▶ _WRITTEN EXERCISE_
Pull out every line below that contains the word "теоремы".

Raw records
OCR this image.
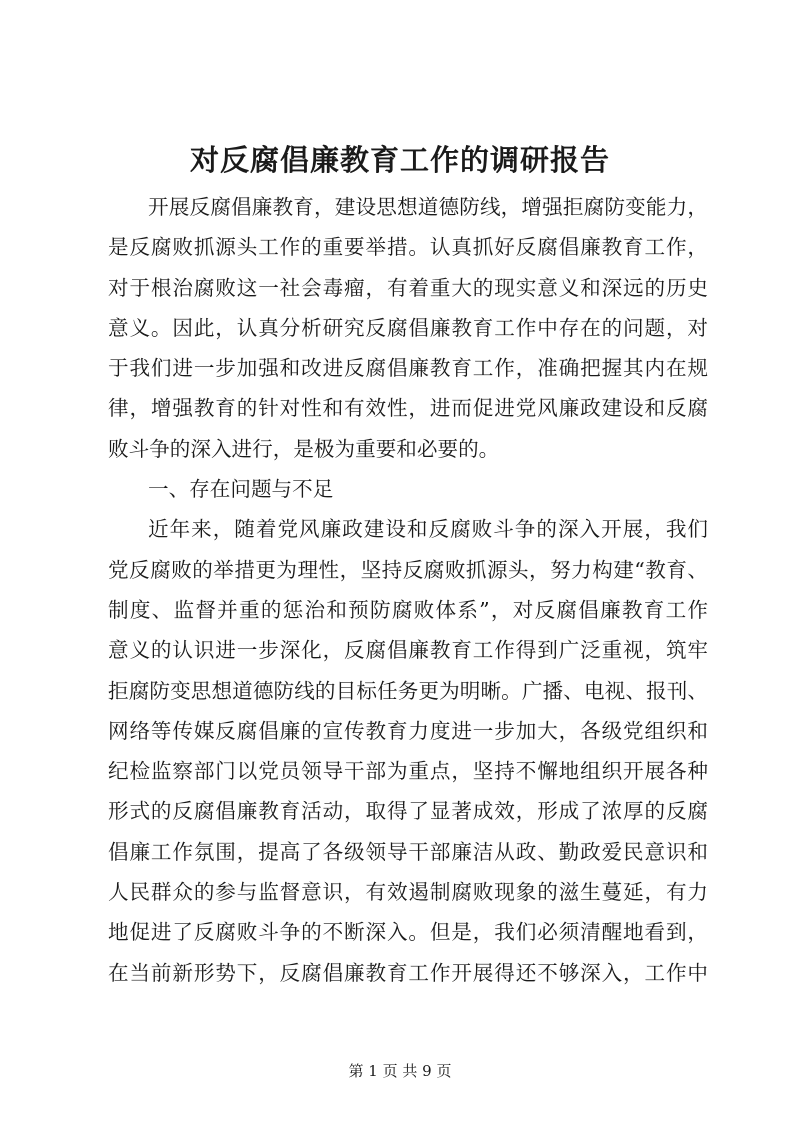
对反腐倡廉教育工作的调研报告
开展反腐倡廉教育，建设思想道德防线，增强拒腐防变能力，
是反腐败抓源头工作的重要举措。认真抓好反腐倡廉教育工作，
对于根治腐败这一社会毒瘤，有着重大的现实意义和深远的历史
意义。因此，认真分析研究反腐倡廉教育工作中存在的问题，对
于我们进一步加强和改进反腐倡廉教育工作，准确把握其内在规
律，增强教育的针对性和有效性，进而促进党风廉政建设和反腐
败斗争的深入进行，是极为重要和必要的。
一、存在问题与不足
近年来，随着党风廉政建设和反腐败斗争的深入开展，我们
党反腐败的举措更为理性，坚持反腐败抓源头，努力构建“教育、
制度、监督并重的惩治和预防腐败体系”，对反腐倡廉教育工作
意义的认识进一步深化，反腐倡廉教育工作得到广泛重视，筑牢
拒腐防变思想道德防线的目标任务更为明晰。广播、电视、报刊、
网络等传媒反腐倡廉的宣传教育力度进一步加大，各级党组织和
纪检监察部门以党员领导干部为重点，坚持不懈地组织开展各种
形式的反腐倡廉教育活动，取得了显著成效，形成了浓厚的反腐
倡廉工作氛围，提高了各级领导干部廉洁从政、勤政爱民意识和
人民群众的参与监督意识，有效遏制腐败现象的滋生蔓延，有力
地促进了反腐败斗争的不断深入。但是，我们必须清醒地看到，
在当前新形势下，反腐倡廉教育工作开展得还不够深入，工作中
第 1 页 共 9 页
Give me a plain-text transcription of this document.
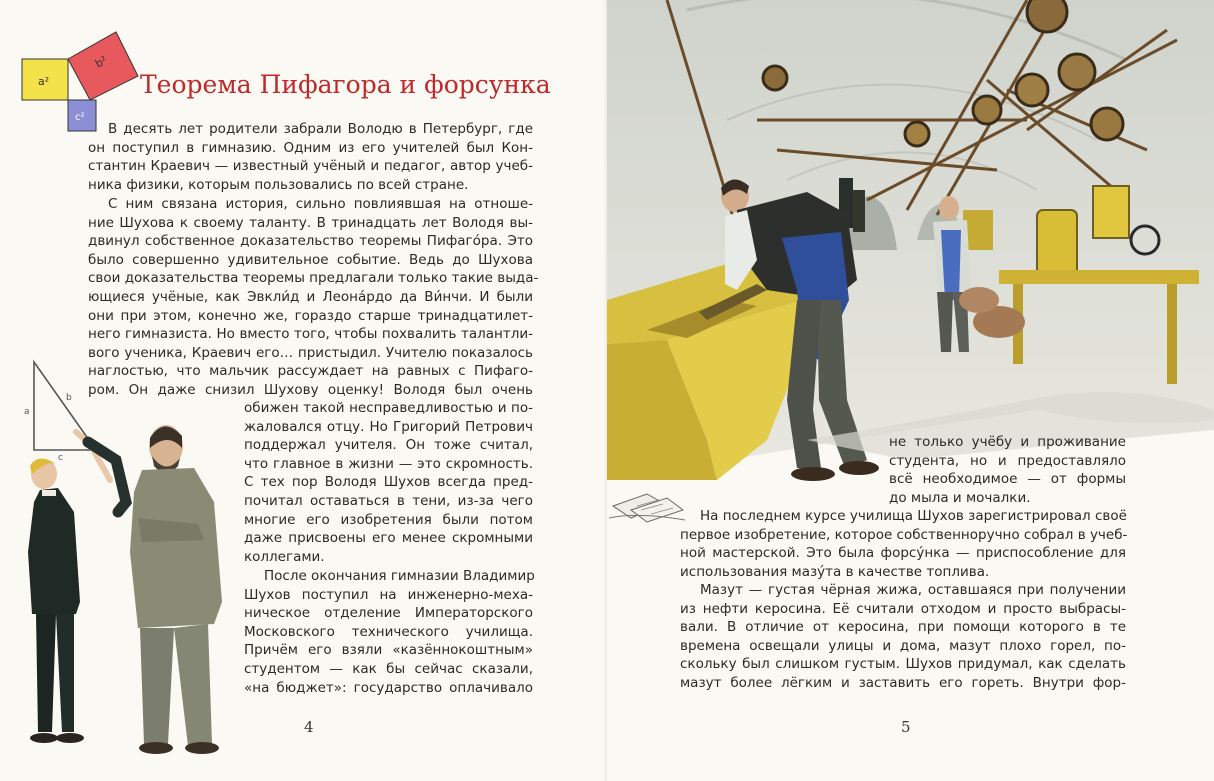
a²
b²
c²
Теорема Пифагора и форсунка
В десять лет родители забрали Володю в Петербург, где
он поступил в гимназию. Одним из его учителей был Кон-
стантин Краевич — известный учёный и педагог, автор учеб-
ника физики, которым пользовались по всей стране.
С ним связана история, сильно повлиявшая на отноше-
ние Шухова к своему таланту. В тринадцать лет Володя вы-
двинул собственное доказательство теоремы Пифаго́ра. Это
было совершенно удивительное событие. Ведь до Шухова
свои доказательства теоремы предлагали только такие выда-
ющиеся учёные, как Эвкли́д и Леона́рдо да Ви́нчи. И были
они при этом, конечно же, гораздо старше тринадцатилет-
него гимназиста. Но вместо того, чтобы похвалить талантли-
вого ученика, Краевич его… пристыдил. Учителю показалось
наглостью, что мальчик рассуждает на равных с Пифаго-
ром. Он даже снизил Шухову оценку! Володя был очень
обижен такой несправедливостью и по-
жаловался отцу. Но Григорий Петрович
поддержал учителя. Он тоже считал,
что главное в жизни — это скромность.
С тех пор Володя Шухов всегда пред-
почитал оставаться в тени, из-за чего
многие его изобретения были потом
даже присвоены его менее скромными
коллегами.
После окончания гимназии Владимир
Шухов поступил на инженерно-меха-
ническое отделение Императорского
Московского технического училища.
Причём его взяли «казённокоштным»
студентом — как бы сейчас сказали,
«на бюджет»: государство оплачивало
a
b
c
4
не только учёбу и проживание
студента, но и предоставляло
всё необходимое — от формы
до мыла и мочалки.
На последнем курсе училища Шухов зарегистрировал своё
первое изобретение, которое собственноручно собрал в учеб-
ной мастерской. Это была форсу́нка — приспособление для
использования мазу́та в качестве топлива.
Мазут — густая чёрная жижа, оставшаяся при получении
из нефти керосина. Её считали отходом и просто выбрасы-
вали. В отличие от керосина, при помощи которого в те
времена освещали улицы и дома, мазут плохо горел, по-
скольку был слишком густым. Шухов придумал, как сделать
мазут более лёгким и заставить его гореть. Внутри фор-
5
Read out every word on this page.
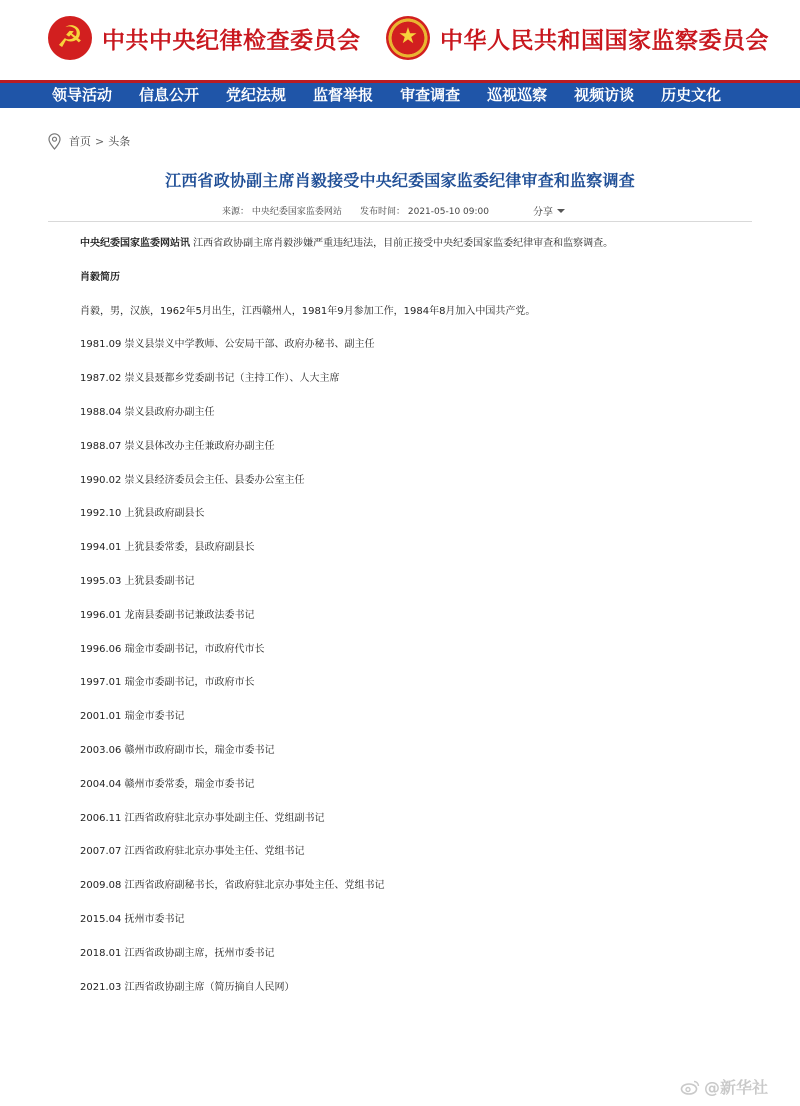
☭
中共中央纪律检查委员会
★	中华人民共和国国家监察委员会
领导活动 信息公开 党纪法规 监督举报 审查调查 巡视巡察 视频访谈 历史文化
首页 > 头条
江西省政协副主席肖毅接受中央纪委国家监委纪律审查和监察调查
来源： 中央纪委国家监委网站 发布时间： 2021-05-10 09:00	分享
中央纪委国家监委网站讯 江西省政协副主席肖毅涉嫌严重违纪违法，目前正接受中央纪委国家监委纪律审查和监察调查。
肖毅简历
肖毅，男，汉族，1962年5月出生，江西赣州人，1981年9月参加工作，1984年8月加入中国共产党。
1981.09 崇义县崇义中学教师、公安局干部、政府办秘书、副主任
1987.02 崇义县聂都乡党委副书记（主持工作）、人大主席
1988.04 崇义县政府办副主任
1988.07 崇义县体改办主任兼政府办副主任
1990.02 崇义县经济委员会主任、县委办公室主任
1992.10 上犹县政府副县长
1994.01 上犹县委常委，县政府副县长
1995.03 上犹县委副书记
1996.01 龙南县委副书记兼政法委书记
1996.06 瑞金市委副书记，市政府代市长
1997.01 瑞金市委副书记，市政府市长
2001.01 瑞金市委书记
2003.06 赣州市政府副市长，瑞金市委书记
2004.04 赣州市委常委，瑞金市委书记
2006.11 江西省政府驻北京办事处副主任、党组副书记
2007.07 江西省政府驻北京办事处主任、党组书记
2009.08 江西省政府副秘书长，省政府驻北京办事处主任、党组书记
2015.04 抚州市委书记
2018.01 江西省政协副主席，抚州市委书记
2021.03 江西省政协副主席（简历摘自人民网）
@新华社
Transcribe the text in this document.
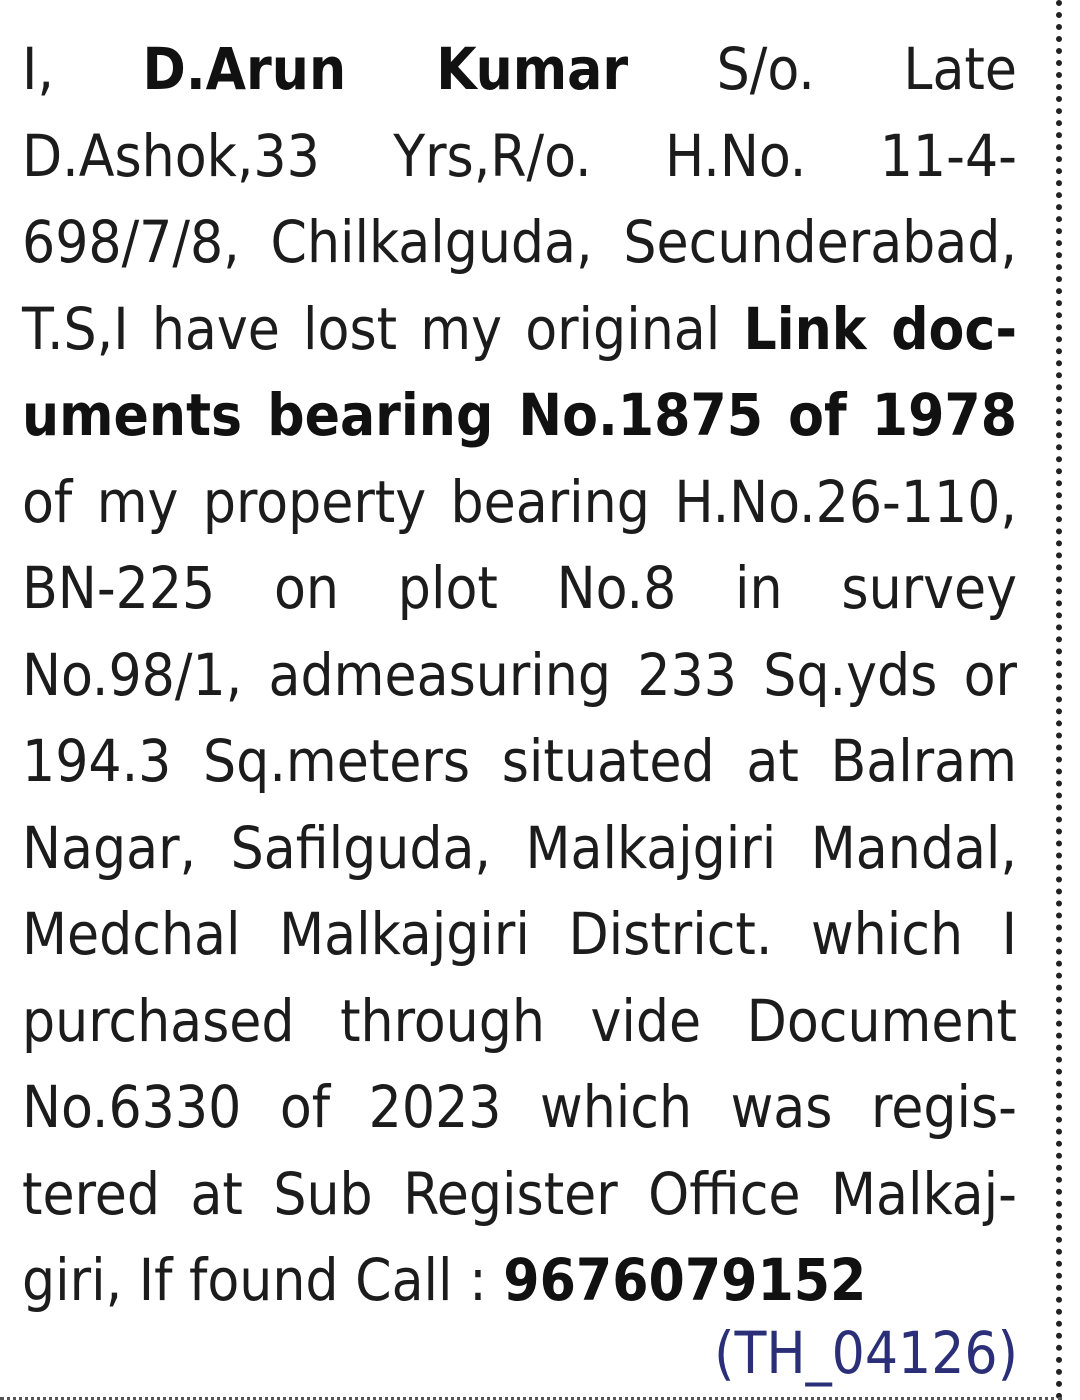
I, D.Arun Kumar S/o. Late
D.Ashok,33 Yrs,R/o. H.No. 11-4-
698/7/8, Chilkalguda, Secunderabad,
T.S,I have lost my original Link doc-
uments bearing No.1875 of 1978
of my property bearing H.No.26-110,
BN-225 on plot No.8 in survey
No.98/1, admeasuring 233 Sq.yds or
194.3 Sq.meters situated at Balram
Nagar, Safilguda, Malkajgiri Mandal,
Medchal Malkajgiri District. which I
purchased through vide Document
No.6330 of 2023 which was regis-
tered at Sub Register Office Malkaj-
giri, If found Call : 9676079152
(TH_04126)
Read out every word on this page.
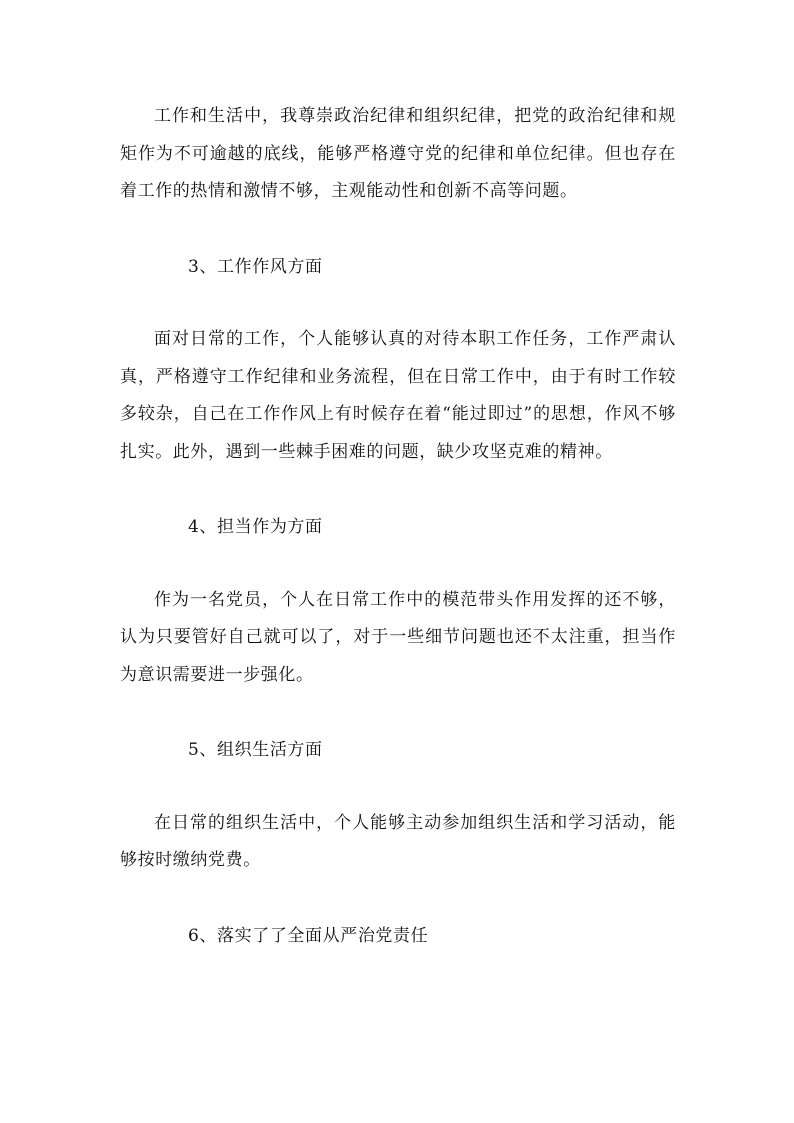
工作和生活中，我尊崇政治纪律和组织纪律，把党的政治纪律和规矩作为不可逾越的底线，能够严格遵守党的纪律和单位纪律。但也存在着工作的热情和激情不够，主观能动性和创新不高等问题。

3、工作作风方面

面对日常的工作，个人能够认真的对待本职工作任务，工作严肃认真，严格遵守工作纪律和业务流程，但在日常工作中，由于有时工作较多较杂，自己在工作作风上有时候存在着“能过即过”的思想，作风不够扎实。此外，遇到一些棘手困难的问题，缺少攻坚克难的精神。

4、担当作为方面

作为一名党员，个人在日常工作中的模范带头作用发挥的还不够，认为只要管好自己就可以了，对于一些细节问题也还不太注重，担当作为意识需要进一步强化。

5、组织生活方面

在日常的组织生活中，个人能够主动参加组织生活和学习活动，能够按时缴纳党费。

6、落实了了全面从严治党责任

▶ _COMPLETE RESPONSE_
двинул собственное доказательство теоремы Пифаго́ра. Это
свои доказательства теоремы предлагали только такие выда-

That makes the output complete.